BEGIN

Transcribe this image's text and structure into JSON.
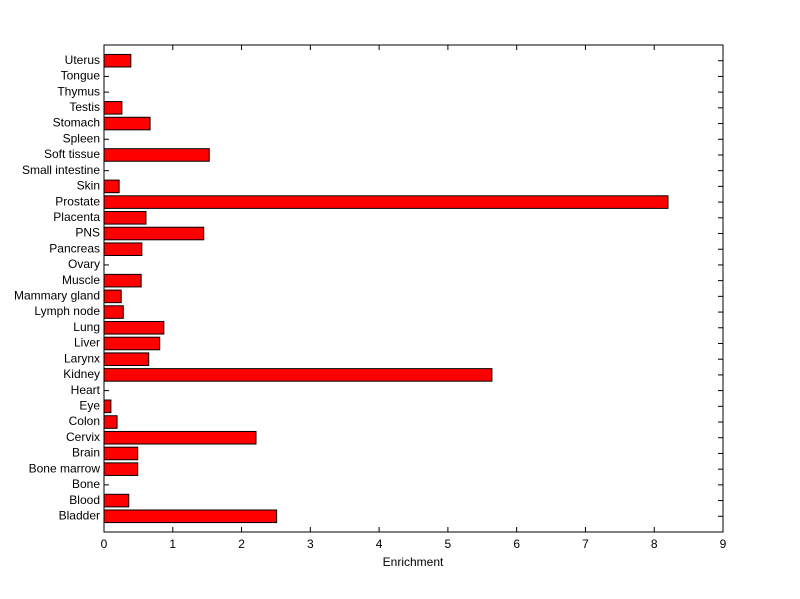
{
  "chart_data": {
    "type": "barh",
    "xlabel": "Enrichment",
    "categories": [
      "Bladder",
      "Blood",
      "Bone",
      "Bone marrow",
      "Brain",
      "Cervix",
      "Colon",
      "Eye",
      "Heart",
      "Kidney",
      "Larynx",
      "Liver",
      "Lung",
      "Lymph node",
      "Mammary gland",
      "Muscle",
      "Ovary",
      "Pancreas",
      "PNS",
      "Placenta",
      "Prostate",
      "Skin",
      "Small intestine",
      "Soft tissue",
      "Spleen",
      "Stomach",
      "Testis",
      "Thymus",
      "Tongue",
      "Uterus"
    ],
    "values": [
      2.51,
      0.36,
      0,
      0.49,
      0.49,
      2.21,
      0.19,
      0.1,
      0,
      5.64,
      0.65,
      0.81,
      0.87,
      0.28,
      0.25,
      0.54,
      0,
      0.55,
      1.45,
      0.61,
      8.2,
      0.22,
      0,
      1.53,
      0,
      0.67,
      0.26,
      0,
      0,
      0.39
    ],
    "color": "#ff0000",
    "xlim": [
      0,
      9
    ],
    "xticks": [
      0,
      1,
      2,
      3,
      4,
      5,
      6,
      7,
      8,
      9
    ]
  }
}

END

Go through the entries above and print each one exactly, minus the pictures.

### TASK SOLUTION
Transcribe this image's text and structure into JSON.
{
  "chart_data": {
    "type": "barh",
    "xlabel": "Enrichment",
    "categories": [
      "Bladder",
      "Blood",
      "Bone",
      "Bone marrow",
      "Brain",
      "Cervix",
      "Colon",
      "Eye",
      "Heart",
      "Kidney",
      "Larynx",
      "Liver",
      "Lung",
      "Lymph node",
      "Mammary gland",
      "Muscle",
      "Ovary",
      "Pancreas",
      "PNS",
      "Placenta",
      "Prostate",
      "Skin",
      "Small intestine",
      "Soft tissue",
      "Spleen",
      "Stomach",
      "Testis",
      "Thymus",
      "Tongue",
      "Uterus"
    ],
    "values": [
      2.51,
      0.36,
      0,
      0.49,
      0.49,
      2.21,
      0.19,
      0.1,
      0,
      5.64,
      0.65,
      0.81,
      0.87,
      0.28,
      0.25,
      0.54,
      0,
      0.55,
      1.45,
      0.61,
      8.2,
      0.22,
      0,
      1.53,
      0,
      0.67,
      0.26,
      0,
      0,
      0.39
    ],
    "color": "#ff0000",
    "xlim": [
      0,
      9
    ],
    "xticks": [
      0,
      1,
      2,
      3,
      4,
      5,
      6,
      7,
      8,
      9
    ]
  }
}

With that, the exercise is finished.